### Data shown
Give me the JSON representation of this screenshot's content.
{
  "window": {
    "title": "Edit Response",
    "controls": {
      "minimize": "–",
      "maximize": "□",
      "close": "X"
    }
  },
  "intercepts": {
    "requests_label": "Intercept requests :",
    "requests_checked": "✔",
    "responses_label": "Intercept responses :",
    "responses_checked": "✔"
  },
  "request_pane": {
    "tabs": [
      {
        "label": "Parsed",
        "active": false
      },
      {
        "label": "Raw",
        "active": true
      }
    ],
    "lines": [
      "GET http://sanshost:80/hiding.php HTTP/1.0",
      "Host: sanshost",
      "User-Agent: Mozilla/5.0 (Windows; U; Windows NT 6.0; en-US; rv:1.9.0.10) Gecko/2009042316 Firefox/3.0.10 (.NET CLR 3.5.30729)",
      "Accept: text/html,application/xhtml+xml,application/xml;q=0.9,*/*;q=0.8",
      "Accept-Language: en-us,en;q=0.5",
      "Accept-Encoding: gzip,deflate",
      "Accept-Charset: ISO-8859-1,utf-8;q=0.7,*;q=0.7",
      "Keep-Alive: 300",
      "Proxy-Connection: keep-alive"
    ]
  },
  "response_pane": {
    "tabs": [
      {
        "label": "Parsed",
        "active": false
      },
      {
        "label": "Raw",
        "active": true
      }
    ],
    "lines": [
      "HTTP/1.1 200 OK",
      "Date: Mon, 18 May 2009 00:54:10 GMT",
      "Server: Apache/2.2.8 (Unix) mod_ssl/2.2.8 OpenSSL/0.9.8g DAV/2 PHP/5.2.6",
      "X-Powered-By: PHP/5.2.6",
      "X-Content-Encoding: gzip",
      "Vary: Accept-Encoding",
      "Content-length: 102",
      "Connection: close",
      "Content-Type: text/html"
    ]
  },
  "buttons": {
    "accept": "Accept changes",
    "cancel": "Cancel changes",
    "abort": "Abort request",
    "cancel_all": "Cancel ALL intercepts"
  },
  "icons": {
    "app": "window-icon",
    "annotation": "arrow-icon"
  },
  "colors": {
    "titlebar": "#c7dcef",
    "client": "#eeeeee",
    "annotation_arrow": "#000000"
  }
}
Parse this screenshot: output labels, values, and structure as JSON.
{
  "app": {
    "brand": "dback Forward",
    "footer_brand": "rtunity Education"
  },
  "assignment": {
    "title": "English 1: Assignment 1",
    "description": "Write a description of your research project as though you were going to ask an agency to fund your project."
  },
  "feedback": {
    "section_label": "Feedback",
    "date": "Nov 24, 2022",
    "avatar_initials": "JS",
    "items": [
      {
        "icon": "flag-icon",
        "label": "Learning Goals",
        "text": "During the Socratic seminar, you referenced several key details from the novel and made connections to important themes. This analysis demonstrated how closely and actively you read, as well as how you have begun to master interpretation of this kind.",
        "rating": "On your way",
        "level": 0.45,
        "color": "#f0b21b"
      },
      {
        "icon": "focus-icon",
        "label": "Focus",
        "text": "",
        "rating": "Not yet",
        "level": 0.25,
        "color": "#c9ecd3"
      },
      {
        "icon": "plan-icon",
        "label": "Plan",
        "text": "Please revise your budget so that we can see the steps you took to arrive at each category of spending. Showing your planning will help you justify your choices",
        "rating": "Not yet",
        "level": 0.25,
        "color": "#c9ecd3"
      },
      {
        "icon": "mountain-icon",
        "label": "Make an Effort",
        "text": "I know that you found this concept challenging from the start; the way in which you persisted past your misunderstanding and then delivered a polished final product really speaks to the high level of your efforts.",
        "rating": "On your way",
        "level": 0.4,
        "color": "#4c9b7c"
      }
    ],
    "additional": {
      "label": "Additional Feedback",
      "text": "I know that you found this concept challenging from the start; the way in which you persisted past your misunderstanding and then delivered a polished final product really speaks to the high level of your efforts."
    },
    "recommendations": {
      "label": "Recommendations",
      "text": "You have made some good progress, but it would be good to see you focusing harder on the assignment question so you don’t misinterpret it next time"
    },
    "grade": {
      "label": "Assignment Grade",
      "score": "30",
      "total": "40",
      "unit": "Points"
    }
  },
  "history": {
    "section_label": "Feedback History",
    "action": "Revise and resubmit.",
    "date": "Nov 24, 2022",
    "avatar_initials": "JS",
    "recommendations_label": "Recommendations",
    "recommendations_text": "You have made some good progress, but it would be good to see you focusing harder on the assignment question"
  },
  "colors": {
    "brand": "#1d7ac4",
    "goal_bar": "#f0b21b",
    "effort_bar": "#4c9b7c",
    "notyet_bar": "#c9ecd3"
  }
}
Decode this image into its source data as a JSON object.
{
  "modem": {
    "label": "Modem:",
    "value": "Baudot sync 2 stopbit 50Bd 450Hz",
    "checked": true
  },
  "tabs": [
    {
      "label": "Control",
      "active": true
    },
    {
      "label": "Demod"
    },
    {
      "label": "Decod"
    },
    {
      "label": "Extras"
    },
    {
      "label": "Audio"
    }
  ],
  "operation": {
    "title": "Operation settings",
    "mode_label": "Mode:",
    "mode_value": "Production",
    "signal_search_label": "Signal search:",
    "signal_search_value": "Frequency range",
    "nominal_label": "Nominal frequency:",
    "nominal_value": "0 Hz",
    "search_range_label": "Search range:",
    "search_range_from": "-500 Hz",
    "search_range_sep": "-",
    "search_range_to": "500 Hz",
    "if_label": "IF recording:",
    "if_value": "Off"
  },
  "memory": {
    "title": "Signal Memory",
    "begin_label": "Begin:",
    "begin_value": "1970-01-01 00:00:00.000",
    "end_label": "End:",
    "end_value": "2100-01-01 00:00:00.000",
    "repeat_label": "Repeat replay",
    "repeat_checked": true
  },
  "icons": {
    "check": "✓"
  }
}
######
▶ Instructions to follow
Return only those lines of the records that contain the string "then".

▶ Solution to this task
        "text": "I know that you found this concept challenging from the start; the way in which you persisted past your misunderstanding and then delivered a polished final product really speaks to the high level of your efforts.",
      "text": "I know that you found this concept challenging from the start; the way in which you persisted past your misunderstanding and then delivered a polished final product really speaks to the high level of your efforts."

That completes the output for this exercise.